Aim:
Please transcribe the data below exactly. Leave the pictures out.

Provided material:
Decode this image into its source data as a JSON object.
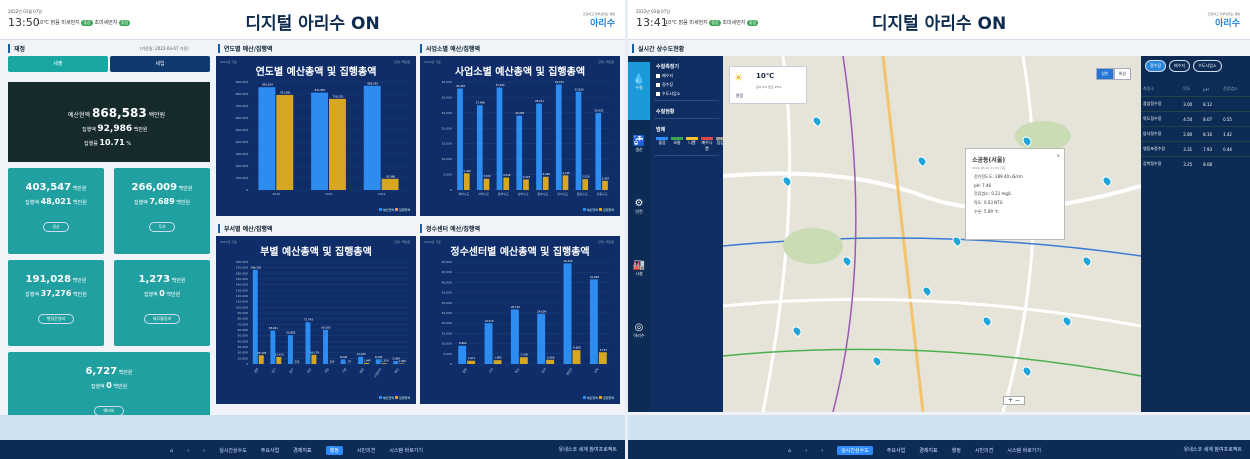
{
  "left": {
    "header": {
      "date": "2022년 03월 07일",
      "time": "13:50",
      "temp": "10℃",
      "weather": "맑음",
      "dust_label": "미세먼지",
      "dust_status": "좋음",
      "ultra_label": "초미세먼지",
      "ultra_status": "좋음",
      "title": "디지털 아리수 ON",
      "logo_small": "건강하고 자부심있는 생활",
      "logo_main": "아리수"
    },
    "finance": {
      "section": "재정",
      "base_date": "(기준일: 2022-03-07 기준)",
      "tab_revenue": "세출",
      "tab_income": "세입",
      "budget_label": "예산현액",
      "budget_value": "868,583",
      "unit": "백만원",
      "exec_label": "집행액",
      "exec_value": "92,986",
      "rate_label": "집행률",
      "rate_value": "10.71",
      "rate_unit": "%",
      "cards": [
        {
          "value": "403,547",
          "exec": "48,021",
          "button": "경상"
        },
        {
          "value": "266,009",
          "exec": "7,689",
          "button": "투자"
        },
        {
          "value": "191,028",
          "exec": "37,276",
          "button": "행정운영비"
        },
        {
          "value": "1,273",
          "exec": "0",
          "button": "재무활동비"
        },
        {
          "value": "6,727",
          "exec": "0",
          "button": "예비비"
        }
      ]
    },
    "panels": {
      "year_section": "연도별 예산/집행액",
      "biz_section": "사업소별 예산/집행액",
      "dept_section": "부서별 예산/집행액",
      "center_section": "정수센터 예산/집행액",
      "unit_text": "단위: 백만원",
      "small_date": "2022년 기준",
      "legend_budget": "예산현액",
      "legend_exec": "집행현액"
    },
    "footer": {
      "items": [
        "실시간상수도",
        "주요사업",
        "경제지표",
        "행정",
        "시민의견",
        "시스템 바로가기"
      ],
      "active": "행정",
      "right": "유네스코 세계 참여프로젝트"
    }
  },
  "chart_data": [
    {
      "type": "bar",
      "title": "연도별 예산총액 및 집행총액",
      "categories": [
        "2020",
        "2021",
        "2022"
      ],
      "ylim": [
        0,
        900000
      ],
      "yticks": [
        "0",
        "100,000",
        "200,000",
        "300,000",
        "400,000",
        "500,000",
        "600,000",
        "700,000",
        "800,000",
        "900,000"
      ],
      "series": [
        {
          "name": "예산현액",
          "color": "#2d8cf0",
          "values": [
            856584,
            811807,
            868583
          ]
        },
        {
          "name": "집행현액",
          "color": "#d8a722",
          "values": [
            791981,
            759220,
            92986
          ]
        }
      ]
    },
    {
      "type": "bar",
      "title": "사업소별 예산총액 및 집행총액",
      "categories": [
        "북부수도",
        "서부수도",
        "동부수도",
        "남부수도",
        "중부수도",
        "강서수도",
        "동남수도",
        "강동수도"
      ],
      "ylim": [
        0,
        35000
      ],
      "yticks": [
        "0",
        "5,000",
        "10,000",
        "15,000",
        "20,000",
        "25,000",
        "30,000",
        "35,000"
      ],
      "series": [
        {
          "name": "예산현액",
          "color": "#2d8cf0",
          "values": [
            32903,
            27466,
            33204,
            24084,
            28011,
            34193,
            31830,
            24935
          ]
        },
        {
          "name": "집행현액",
          "color": "#d8a722",
          "values": [
            5426,
            3672,
            4046,
            3423,
            4296,
            4745,
            3519,
            2987
          ]
        }
      ]
    },
    {
      "type": "bar",
      "title": "부별 예산총액 및 집행총액",
      "categories": [
        "경영",
        "정수",
        "급수",
        "생산",
        "사업",
        "시설",
        "총괄",
        "시설관리",
        "예산"
      ],
      "ylim": [
        0,
        180000
      ],
      "yticks": [
        "0",
        "10,000",
        "20,000",
        "30,000",
        "40,000",
        "50,000",
        "60,000",
        "70,000",
        "80,000",
        "90,000",
        "100,000",
        "110,000",
        "120,000",
        "130,000",
        "140,000",
        "150,000",
        "160,000",
        "170,000",
        "180,000"
      ],
      "series": [
        {
          "name": "예산현액",
          "color": "#2d8cf0",
          "values": [
            166102,
            58941,
            50882,
            73743,
            60305,
            8000,
            12940,
            8265,
            5000
          ]
        },
        {
          "name": "집행현액",
          "color": "#d8a722",
          "values": [
            15326,
            12412,
            326,
            16178,
            324,
            97,
            1945,
            1359,
            1000
          ]
        }
      ]
    },
    {
      "type": "bar",
      "title": "정수센터별 예산총액 및 집행총액",
      "categories": [
        "광암",
        "구의",
        "뚝도",
        "암사",
        "영등포",
        "강북"
      ],
      "ylim": [
        0,
        50000
      ],
      "yticks": [
        "0",
        "5,000",
        "10,000",
        "15,000",
        "20,000",
        "25,000",
        "30,000",
        "35,000",
        "40,000",
        "45,000",
        "50,000"
      ],
      "series": [
        {
          "name": "예산현액",
          "color": "#2d8cf0",
          "values": [
            8960,
            19970,
            26744,
            24609,
            49324,
            41468
          ]
        },
        {
          "name": "집행현액",
          "color": "#d8a722",
          "values": [
            1611,
            1885,
            3336,
            2068,
            6808,
            5757
          ]
        }
      ]
    }
  ],
  "right": {
    "header": {
      "date": "2022년 03월 07일",
      "time": "13:41",
      "temp": "10℃",
      "weather": "맑음",
      "dust_label": "미세먼지",
      "dust_status": "좋음",
      "ultra_label": "초미세먼지",
      "ultra_status": "좋음",
      "title": "디지털 아리수 ON",
      "logo_small": "건강하고 자부심있는 생활",
      "logo_main": "아리수"
    },
    "section": "실시간 상수도현황",
    "sidebar": [
      "수질",
      "생산",
      "안전",
      "시설",
      "아리수"
    ],
    "lpanel": {
      "h1": "수질측정기",
      "checks": [
        "배수지",
        "정수장",
        "수도사업소"
      ],
      "h2": "수질현황",
      "h3": "범례",
      "legend": [
        "좋음",
        "보통",
        "나쁨",
        "매우나쁨",
        "점검중"
      ]
    },
    "weather_card": {
      "temp": "10℃",
      "status": "맑음",
      "detail": "강수 0% 습도 25%"
    },
    "map_ctl": [
      "일반",
      "위성"
    ],
    "popup": {
      "title": "소공동(서울)",
      "date": "2022-03-01 11:50 기준",
      "rows": [
        "전기전도도: 289.40 uS/cm",
        "pH: 7.46",
        "잔류염소: 0.21 mg/L",
        "탁도: 0.03 NTU",
        "수온: 5.09 ℃"
      ]
    },
    "rpanel": {
      "tabs": [
        "정수장",
        "배수지",
        "수도사업소"
      ],
      "headers": [
        "측정소",
        "탁도",
        "pH",
        "잔류염소"
      ],
      "rows": [
        [
          "광암정수장",
          "3.00",
          "8.12",
          ""
        ],
        [
          "뚝도정수장",
          "4.50",
          "8.07",
          "0.55"
        ],
        [
          "암사정수장",
          "2.80",
          "8.16",
          "1.42"
        ],
        [
          "영등포정수장",
          "3.31",
          "7.93",
          "0.44"
        ],
        [
          "강북정수장",
          "3.25",
          "8.08",
          ""
        ]
      ]
    },
    "footer": {
      "items": [
        "실시간상수도",
        "주요사업",
        "경제지표",
        "행정",
        "시민의견",
        "시스템 바로가기"
      ],
      "active": "실시간상수도",
      "right": "유네스코 세계 참여프로젝트"
    }
  }
}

Result of the exercise:
Decode this image into its source data as a JSON object.
{
  "left": {
    "header": {
      "date": "2022년 03월 07일",
      "time": "13:50",
      "temp": "10℃",
      "weather": "맑음",
      "dust_label": "미세먼지",
      "dust_status": "좋음",
      "ultra_label": "초미세먼지",
      "ultra_status": "좋음",
      "title": "디지털 아리수 ON",
      "logo_small": "건강하고 자부심있는 생활",
      "logo_main": "아리수"
    },
    "finance": {
      "section": "재정",
      "base_date": "(기준일: 2022-03-07 기준)",
      "tab_revenue": "세출",
      "tab_income": "세입",
      "budget_label": "예산현액",
      "budget_value": "868,583",
      "unit": "백만원",
      "exec_label": "집행액",
      "exec_value": "92,986",
      "rate_label": "집행률",
      "rate_value": "10.71",
      "rate_unit": "%",
      "cards": [
        {
          "value": "403,547",
          "exec": "48,021",
          "button": "경상"
        },
        {
          "value": "266,009",
          "exec": "7,689",
          "button": "투자"
        },
        {
          "value": "191,028",
          "exec": "37,276",
          "button": "행정운영비"
        },
        {
          "value": "1,273",
          "exec": "0",
          "button": "재무활동비"
        },
        {
          "value": "6,727",
          "exec": "0",
          "button": "예비비"
        }
      ]
    },
    "panels": {
      "year_section": "연도별 예산/집행액",
      "biz_section": "사업소별 예산/집행액",
      "dept_section": "부서별 예산/집행액",
      "center_section": "정수센터 예산/집행액",
      "unit_text": "단위: 백만원",
      "small_date": "2022년 기준",
      "legend_budget": "예산현액",
      "legend_exec": "집행현액"
    },
    "footer": {
      "items": [
        "실시간상수도",
        "주요사업",
        "경제지표",
        "행정",
        "시민의견",
        "시스템 바로가기"
      ],
      "active": "행정",
      "right": "유네스코 세계 참여프로젝트"
    }
  },
  "chart_data": [
    {
      "type": "bar",
      "title": "연도별 예산총액 및 집행총액",
      "categories": [
        "2020",
        "2021",
        "2022"
      ],
      "ylim": [
        0,
        900000
      ],
      "yticks": [
        "0",
        "100,000",
        "200,000",
        "300,000",
        "400,000",
        "500,000",
        "600,000",
        "700,000",
        "800,000",
        "900,000"
      ],
      "series": [
        {
          "name": "예산현액",
          "color": "#2d8cf0",
          "values": [
            856584,
            811807,
            868583
          ]
        },
        {
          "name": "집행현액",
          "color": "#d8a722",
          "values": [
            791981,
            759220,
            92986
          ]
        }
      ]
    },
    {
      "type": "bar",
      "title": "사업소별 예산총액 및 집행총액",
      "categories": [
        "북부수도",
        "서부수도",
        "동부수도",
        "남부수도",
        "중부수도",
        "강서수도",
        "동남수도",
        "강동수도"
      ],
      "ylim": [
        0,
        35000
      ],
      "yticks": [
        "0",
        "5,000",
        "10,000",
        "15,000",
        "20,000",
        "25,000",
        "30,000",
        "35,000"
      ],
      "series": [
        {
          "name": "예산현액",
          "color": "#2d8cf0",
          "values": [
            32903,
            27466,
            33204,
            24084,
            28011,
            34193,
            31830,
            24935
          ]
        },
        {
          "name": "집행현액",
          "color": "#d8a722",
          "values": [
            5426,
            3672,
            4046,
            3423,
            4296,
            4745,
            3519,
            2987
          ]
        }
      ]
    },
    {
      "type": "bar",
      "title": "부별 예산총액 및 집행총액",
      "categories": [
        "경영",
        "정수",
        "급수",
        "생산",
        "사업",
        "시설",
        "총괄",
        "시설관리",
        "예산"
      ],
      "ylim": [
        0,
        180000
      ],
      "yticks": [
        "0",
        "10,000",
        "20,000",
        "30,000",
        "40,000",
        "50,000",
        "60,000",
        "70,000",
        "80,000",
        "90,000",
        "100,000",
        "110,000",
        "120,000",
        "130,000",
        "140,000",
        "150,000",
        "160,000",
        "170,000",
        "180,000"
      ],
      "series": [
        {
          "name": "예산현액",
          "color": "#2d8cf0",
          "values": [
            166102,
            58941,
            50882,
            73743,
            60305,
            8000,
            12940,
            8265,
            5000
          ]
        },
        {
          "name": "집행현액",
          "color": "#d8a722",
          "values": [
            15326,
            12412,
            326,
            16178,
            324,
            97,
            1945,
            1359,
            1000
          ]
        }
      ]
    },
    {
      "type": "bar",
      "title": "정수센터별 예산총액 및 집행총액",
      "categories": [
        "광암",
        "구의",
        "뚝도",
        "암사",
        "영등포",
        "강북"
      ],
      "ylim": [
        0,
        50000
      ],
      "yticks": [
        "0",
        "5,000",
        "10,000",
        "15,000",
        "20,000",
        "25,000",
        "30,000",
        "35,000",
        "40,000",
        "45,000",
        "50,000"
      ],
      "series": [
        {
          "name": "예산현액",
          "color": "#2d8cf0",
          "values": [
            8960,
            19970,
            26744,
            24609,
            49324,
            41468
          ]
        },
        {
          "name": "집행현액",
          "color": "#d8a722",
          "values": [
            1611,
            1885,
            3336,
            2068,
            6808,
            5757
          ]
        }
      ]
    }
  ],
  "right": {
    "header": {
      "date": "2022년 03월 07일",
      "time": "13:41",
      "temp": "10℃",
      "weather": "맑음",
      "dust_label": "미세먼지",
      "dust_status": "좋음",
      "ultra_label": "초미세먼지",
      "ultra_status": "좋음",
      "title": "디지털 아리수 ON",
      "logo_small": "건강하고 자부심있는 생활",
      "logo_main": "아리수"
    },
    "section": "실시간 상수도현황",
    "sidebar": [
      "수질",
      "생산",
      "안전",
      "시설",
      "아리수"
    ],
    "lpanel": {
      "h1": "수질측정기",
      "checks": [
        "배수지",
        "정수장",
        "수도사업소"
      ],
      "h2": "수질현황",
      "h3": "범례",
      "legend": [
        "좋음",
        "보통",
        "나쁨",
        "매우나쁨",
        "점검중"
      ]
    },
    "weather_card": {
      "temp": "10℃",
      "status": "맑음",
      "detail": "강수 0% 습도 25%"
    },
    "map_ctl": [
      "일반",
      "위성"
    ],
    "popup": {
      "title": "소공동(서울)",
      "date": "2022-03-01 11:50 기준",
      "rows": [
        "전기전도도: 289.40 uS/cm",
        "pH: 7.46",
        "잔류염소: 0.21 mg/L",
        "탁도: 0.03 NTU",
        "수온: 5.09 ℃"
      ]
    },
    "rpanel": {
      "tabs": [
        "정수장",
        "배수지",
        "수도사업소"
      ],
      "headers": [
        "측정소",
        "탁도",
        "pH",
        "잔류염소"
      ],
      "rows": [
        [
          "광암정수장",
          "3.00",
          "8.12",
          ""
        ],
        [
          "뚝도정수장",
          "4.50",
          "8.07",
          "0.55"
        ],
        [
          "암사정수장",
          "2.80",
          "8.16",
          "1.42"
        ],
        [
          "영등포정수장",
          "3.31",
          "7.93",
          "0.44"
        ],
        [
          "강북정수장",
          "3.25",
          "8.08",
          ""
        ]
      ]
    },
    "footer": {
      "items": [
        "실시간상수도",
        "주요사업",
        "경제지표",
        "행정",
        "시민의견",
        "시스템 바로가기"
      ],
      "active": "실시간상수도",
      "right": "유네스코 세계 참여프로젝트"
    }
  }
}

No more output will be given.